Given problem =
Repeat the entries that follow verbatim, without any of their pictures.
==== Information provided
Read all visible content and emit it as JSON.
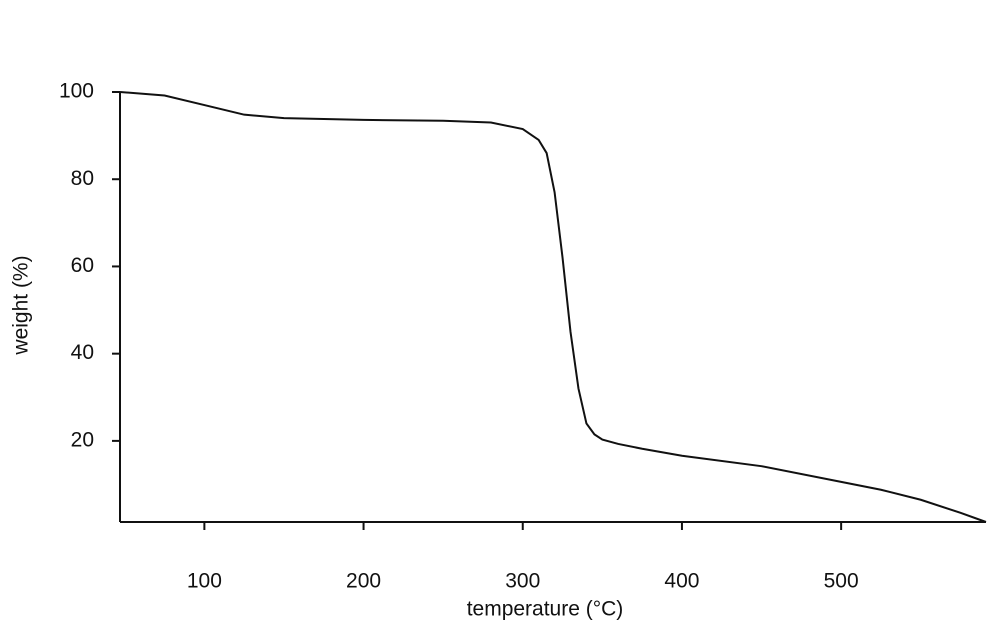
{
  "chart_data": {
    "type": "line",
    "x_label": "temperature (°C)",
    "y_label": "weight (%)",
    "x": [
      47,
      75,
      100,
      125,
      150,
      200,
      250,
      280,
      300,
      310,
      315,
      320,
      325,
      330,
      335,
      340,
      345,
      350,
      360,
      375,
      400,
      450,
      500,
      525,
      550,
      575,
      591
    ],
    "series": [
      {
        "color": "#111111",
        "values": [
          100,
          99.2,
          97,
          94.8,
          94,
          93.6,
          93.4,
          93,
          91.5,
          89,
          86,
          77,
          62,
          45,
          32,
          24,
          21.5,
          20.3,
          19.3,
          18.2,
          16.6,
          14.2,
          10.6,
          8.8,
          6.5,
          3.5,
          1.4
        ]
      }
    ],
    "xlim": [
      47,
      591
    ],
    "ylim": [
      1.4,
      100
    ],
    "xticks": [
      100,
      200,
      300,
      400,
      500
    ],
    "yticks": [
      20,
      40,
      60,
      80,
      100
    ]
  }
}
========
Solution to the exercise =
Read all visible content and emit it as JSON.
{
  "chart_data": {
    "type": "line",
    "x_label": "temperature (°C)",
    "y_label": "weight (%)",
    "x": [
      47,
      75,
      100,
      125,
      150,
      200,
      250,
      280,
      300,
      310,
      315,
      320,
      325,
      330,
      335,
      340,
      345,
      350,
      360,
      375,
      400,
      450,
      500,
      525,
      550,
      575,
      591
    ],
    "series": [
      {
        "color": "#111111",
        "values": [
          100,
          99.2,
          97,
          94.8,
          94,
          93.6,
          93.4,
          93,
          91.5,
          89,
          86,
          77,
          62,
          45,
          32,
          24,
          21.5,
          20.3,
          19.3,
          18.2,
          16.6,
          14.2,
          10.6,
          8.8,
          6.5,
          3.5,
          1.4
        ]
      }
    ],
    "xlim": [
      47,
      591
    ],
    "ylim": [
      1.4,
      100
    ],
    "xticks": [
      100,
      200,
      300,
      400,
      500
    ],
    "yticks": [
      20,
      40,
      60,
      80,
      100
    ]
  }
}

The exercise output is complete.